## Selected extract

University leaders are also worrying about what a Trump administration could mean for research funding. The government is likely to cut back on investments on budgetary grounds, but also on ideological grounds, since universities tend to be seen as liberal enclaves. Experts say that non-ideological scientific research is particularly vulnerable. House Republicans, led by Representative Lamar Smith, who chairs the House Science, Space and Technology Committee, have tried before to cut federal funding for social sciences and climate and energy research, and having a president who refers to global warming as a hoax “created by and for the Chinese” doesn’t augur well for federal research investments.

Moreover, as the president-elect frequently rails about political correctness, higher education leaders worry that a Trump administration will not look kindly on student free speech and protest. Ben Carson, who was briefly considered for Trump’s education secretary, said that if he were in control he would repurpose the department to monitor colleges and universities for “extreme bias” and deny federal funding to those judged to have it. Decrying alleged campus bias is a staple of “alt-right” (read: white nationalist) media outlets like Breitbart, whose chief, Steve Bannon, will be Trump’s strategic adviser and senior counselor.

## Provided records
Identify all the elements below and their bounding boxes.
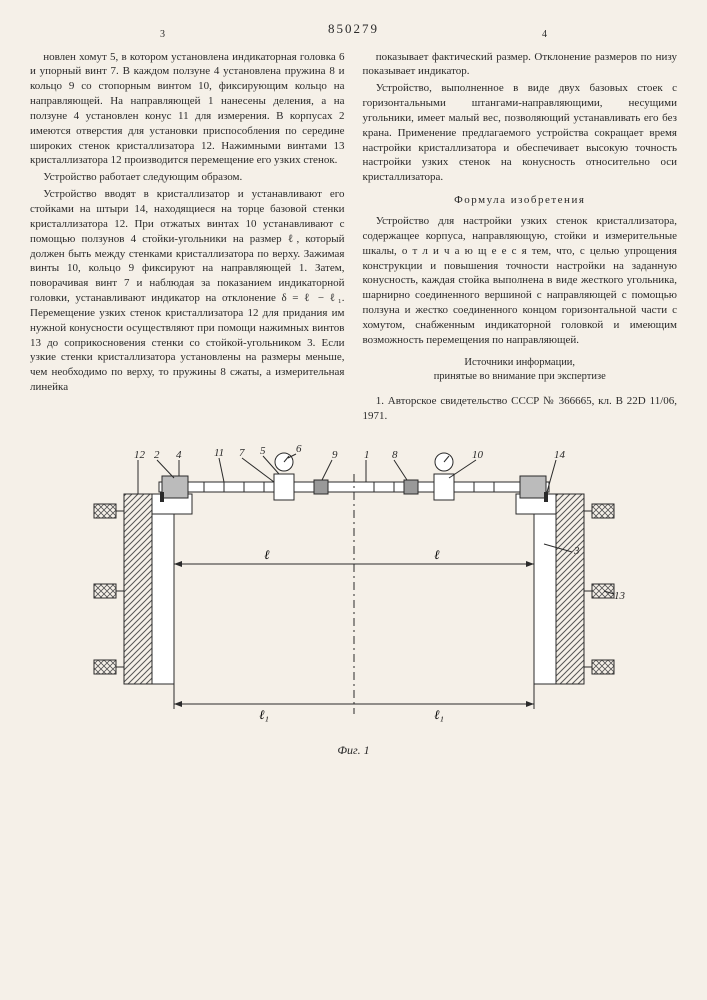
dim-l-right: ℓ [434,547,440,562]
para: новлен хомут 5, в котором установлена ин… [30,50,345,169]
para: показывает фактический размер. Отклонени… [363,50,678,80]
dim-l1-right: ℓ₁ [434,707,444,722]
para: Устройство работает следующим образом. [30,170,345,185]
body-text: новлен хомут 5, в котором установлена ин… [30,50,677,425]
label-2: 2 [154,449,160,461]
formula-body: Устройство для настройки узких стенок кр… [363,214,678,348]
label-1: 1 [364,449,370,461]
sources-line2: принятые во внимание при экспертизе [434,371,606,382]
dim-l-left: ℓ [264,547,270,562]
label-10: 10 [472,449,484,461]
label-9: 9 [332,449,338,461]
label-5: 5 [260,445,266,457]
document-number: 850279 [30,20,677,38]
page-num-left: 3 [160,28,165,42]
para: Устройство вводят в кристаллизатор и уст… [30,187,345,395]
source-item: 1. Авторское свидетельство СССР № 366665… [363,394,678,424]
figure-caption: Фиг. 1 [30,742,677,758]
sources-heading: Источники информации, принятые во вниман… [363,356,678,384]
page-num-right: 4 [542,28,547,42]
label-14: 14 [554,449,566,461]
label-12: 12 [134,449,146,461]
dim-l1-left: ℓ₁ [259,707,269,722]
label-7: 7 [239,447,245,459]
label-4: 4 [176,449,182,461]
para: Устройство, выполненное в виде двух базо… [363,81,678,185]
figure-1: ℓ ℓ ℓ₁ ℓ₁ 12 2 4 11 7 5 6 9 1 8 10 14 3 … [30,444,677,758]
sources-line1: Источники информации, [464,357,575,368]
label-3: 3 [573,545,580,557]
label-8: 8 [392,449,398,461]
label-11: 11 [214,447,224,459]
label-13: 13 [614,590,626,602]
label-6: 6 [296,444,302,455]
formula-heading: Формула изобретения [363,193,678,208]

## What is needed
Decide whether each statement below agrees with the excerpt about universities and a Trump administration. Answer yes or no for each, and quote the exact words from the excerpt that decide it.
1. Lamar Smith chairs the House Science, Space and Technology Committee.
2. Ben Carson was named Trump’s education secretary.
3. Experts consider ideological research the most vulnerable.

## Solution
1. Yes: "Representative Lamar Smith, who chairs the House Science, Space and Technology Committee"
2. No: "Ben Carson, who was briefly considered for Trump’s education secretary"
3. No: "Experts say that non-ideological scientific research is particularly vulnerable."